Entries:
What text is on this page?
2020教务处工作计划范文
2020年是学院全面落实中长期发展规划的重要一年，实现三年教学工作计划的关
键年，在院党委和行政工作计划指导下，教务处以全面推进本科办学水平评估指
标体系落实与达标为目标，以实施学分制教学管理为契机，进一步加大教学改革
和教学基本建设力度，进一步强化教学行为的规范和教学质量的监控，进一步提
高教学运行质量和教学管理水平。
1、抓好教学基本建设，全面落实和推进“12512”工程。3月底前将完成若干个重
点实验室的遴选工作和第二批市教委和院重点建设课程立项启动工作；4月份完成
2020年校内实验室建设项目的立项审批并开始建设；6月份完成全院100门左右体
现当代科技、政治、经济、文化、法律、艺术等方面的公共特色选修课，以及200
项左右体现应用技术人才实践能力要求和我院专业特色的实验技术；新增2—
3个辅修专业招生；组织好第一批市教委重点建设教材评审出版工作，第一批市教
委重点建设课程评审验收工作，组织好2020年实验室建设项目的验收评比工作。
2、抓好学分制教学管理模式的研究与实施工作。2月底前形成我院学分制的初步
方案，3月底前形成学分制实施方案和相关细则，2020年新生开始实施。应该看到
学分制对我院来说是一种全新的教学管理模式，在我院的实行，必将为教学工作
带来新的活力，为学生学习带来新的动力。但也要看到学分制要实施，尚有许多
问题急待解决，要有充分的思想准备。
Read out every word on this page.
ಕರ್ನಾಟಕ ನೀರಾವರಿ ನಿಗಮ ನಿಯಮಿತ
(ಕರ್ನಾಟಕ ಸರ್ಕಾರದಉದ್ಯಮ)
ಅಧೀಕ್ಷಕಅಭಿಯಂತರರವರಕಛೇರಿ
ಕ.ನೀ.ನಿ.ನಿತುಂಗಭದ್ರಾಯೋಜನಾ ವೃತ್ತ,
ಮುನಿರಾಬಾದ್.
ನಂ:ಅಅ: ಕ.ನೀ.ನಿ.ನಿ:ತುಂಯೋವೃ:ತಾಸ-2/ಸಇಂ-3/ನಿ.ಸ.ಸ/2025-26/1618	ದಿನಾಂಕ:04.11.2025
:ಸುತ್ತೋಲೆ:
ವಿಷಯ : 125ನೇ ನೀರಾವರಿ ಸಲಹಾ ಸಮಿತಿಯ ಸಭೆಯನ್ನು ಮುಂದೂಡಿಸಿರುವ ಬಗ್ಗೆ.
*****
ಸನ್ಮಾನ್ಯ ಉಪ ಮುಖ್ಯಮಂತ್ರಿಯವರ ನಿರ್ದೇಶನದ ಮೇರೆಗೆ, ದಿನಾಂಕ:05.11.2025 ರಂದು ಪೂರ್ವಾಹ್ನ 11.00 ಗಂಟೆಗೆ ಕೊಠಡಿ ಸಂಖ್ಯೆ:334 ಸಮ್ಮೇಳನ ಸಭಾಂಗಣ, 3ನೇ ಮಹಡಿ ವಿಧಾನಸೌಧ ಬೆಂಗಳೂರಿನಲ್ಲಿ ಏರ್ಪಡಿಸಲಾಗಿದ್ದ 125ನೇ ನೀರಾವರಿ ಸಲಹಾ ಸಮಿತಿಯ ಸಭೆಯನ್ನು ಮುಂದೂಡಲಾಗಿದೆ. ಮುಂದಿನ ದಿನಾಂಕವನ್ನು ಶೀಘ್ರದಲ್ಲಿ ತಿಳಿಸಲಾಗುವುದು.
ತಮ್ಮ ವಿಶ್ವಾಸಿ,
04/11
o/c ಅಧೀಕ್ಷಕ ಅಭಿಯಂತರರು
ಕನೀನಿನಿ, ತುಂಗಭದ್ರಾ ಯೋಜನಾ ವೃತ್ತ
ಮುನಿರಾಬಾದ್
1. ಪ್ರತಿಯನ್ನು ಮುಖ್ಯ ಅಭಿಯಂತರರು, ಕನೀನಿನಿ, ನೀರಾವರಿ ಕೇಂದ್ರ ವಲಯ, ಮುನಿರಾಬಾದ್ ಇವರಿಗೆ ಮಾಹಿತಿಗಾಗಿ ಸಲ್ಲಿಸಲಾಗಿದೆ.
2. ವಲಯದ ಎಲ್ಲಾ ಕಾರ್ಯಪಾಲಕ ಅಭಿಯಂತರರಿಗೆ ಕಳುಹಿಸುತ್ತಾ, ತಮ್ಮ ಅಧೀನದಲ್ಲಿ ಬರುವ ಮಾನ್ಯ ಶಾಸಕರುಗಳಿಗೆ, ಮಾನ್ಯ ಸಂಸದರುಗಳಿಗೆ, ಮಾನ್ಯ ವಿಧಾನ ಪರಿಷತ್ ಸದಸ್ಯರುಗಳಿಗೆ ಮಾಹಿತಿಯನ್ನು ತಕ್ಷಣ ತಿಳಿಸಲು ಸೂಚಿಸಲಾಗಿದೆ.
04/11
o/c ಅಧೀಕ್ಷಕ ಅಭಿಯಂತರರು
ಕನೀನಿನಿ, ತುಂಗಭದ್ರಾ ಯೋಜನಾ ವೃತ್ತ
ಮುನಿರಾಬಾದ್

What needs to be done: Repeat exactly, and only, the lines of the records above, starting with the line that contains "Read out every word on this page." and ending with the final line, both included.

Task output:
Read out every word on this page.
ಕರ್ನಾಟಕ ನೀರಾವರಿ ನಿಗಮ ನಿಯಮಿತ
(ಕರ್ನಾಟಕ ಸರ್ಕಾರದಉದ್ಯಮ)
ಅಧೀಕ್ಷಕಅಭಿಯಂತರರವರಕಛೇರಿ
ಕ.ನೀ.ನಿ.ನಿತುಂಗಭದ್ರಾಯೋಜನಾ ವೃತ್ತ,
ಮುನಿರಾಬಾದ್.
ನಂ:ಅಅ: ಕ.ನೀ.ನಿ.ನಿ:ತುಂಯೋವೃ:ತಾಸ-2/ಸಇಂ-3/ನಿ.ಸ.ಸ/2025-26/1618	ದಿನಾಂಕ:04.11.2025
:ಸುತ್ತೋಲೆ:
ವಿಷಯ : 125ನೇ ನೀರಾವರಿ ಸಲಹಾ ಸಮಿತಿಯ ಸಭೆಯನ್ನು ಮುಂದೂಡಿಸಿರುವ ಬಗ್ಗೆ.
*****
ಸನ್ಮಾನ್ಯ ಉಪ ಮುಖ್ಯಮಂತ್ರಿಯವರ ನಿರ್ದೇಶನದ ಮೇರೆಗೆ, ದಿನಾಂಕ:05.11.2025 ರಂದು ಪೂರ್ವಾಹ್ನ 11.00 ಗಂಟೆಗೆ ಕೊಠಡಿ ಸಂಖ್ಯೆ:334 ಸಮ್ಮೇಳನ ಸಭಾಂಗಣ, 3ನೇ ಮಹಡಿ ವಿಧಾನಸೌಧ ಬೆಂಗಳೂರಿನಲ್ಲಿ ಏರ್ಪಡಿಸಲಾಗಿದ್ದ 125ನೇ ನೀರಾವರಿ ಸಲಹಾ ಸಮಿತಿಯ ಸಭೆಯನ್ನು ಮುಂದೂಡಲಾಗಿದೆ. ಮುಂದಿನ ದಿನಾಂಕವನ್ನು ಶೀಘ್ರದಲ್ಲಿ ತಿಳಿಸಲಾಗುವುದು.
ತಮ್ಮ ವಿಶ್ವಾಸಿ,
04/11
o/c ಅಧೀಕ್ಷಕ ಅಭಿಯಂತರರು
ಕನೀನಿನಿ, ತುಂಗಭದ್ರಾ ಯೋಜನಾ ವೃತ್ತ
ಮುನಿರಾಬಾದ್
1. ಪ್ರತಿಯನ್ನು ಮುಖ್ಯ ಅಭಿಯಂತರರು, ಕನೀನಿನಿ, ನೀರಾವರಿ ಕೇಂದ್ರ ವಲಯ, ಮುನಿರಾಬಾದ್ ಇವರಿಗೆ ಮಾಹಿತಿಗಾಗಿ ಸಲ್ಲಿಸಲಾಗಿದೆ.
2. ವಲಯದ ಎಲ್ಲಾ ಕಾರ್ಯಪಾಲಕ ಅಭಿಯಂತರರಿಗೆ ಕಳುಹಿಸುತ್ತಾ, ತಮ್ಮ ಅಧೀನದಲ್ಲಿ ಬರುವ ಮಾನ್ಯ ಶಾಸಕರುಗಳಿಗೆ, ಮಾನ್ಯ ಸಂಸದರುಗಳಿಗೆ, ಮಾನ್ಯ ವಿಧಾನ ಪರಿಷತ್ ಸದಸ್ಯರುಗಳಿಗೆ ಮಾಹಿತಿಯನ್ನು ತಕ್ಷಣ ತಿಳಿಸಲು ಸೂಚಿಸಲಾಗಿದೆ.
04/11
o/c ಅಧೀಕ್ಷಕ ಅಭಿಯಂತರರು
ಕನೀನಿನಿ, ತುಂಗಭದ್ರಾ ಯೋಜನಾ ವೃತ್ತ
ಮುನಿರಾಬಾದ್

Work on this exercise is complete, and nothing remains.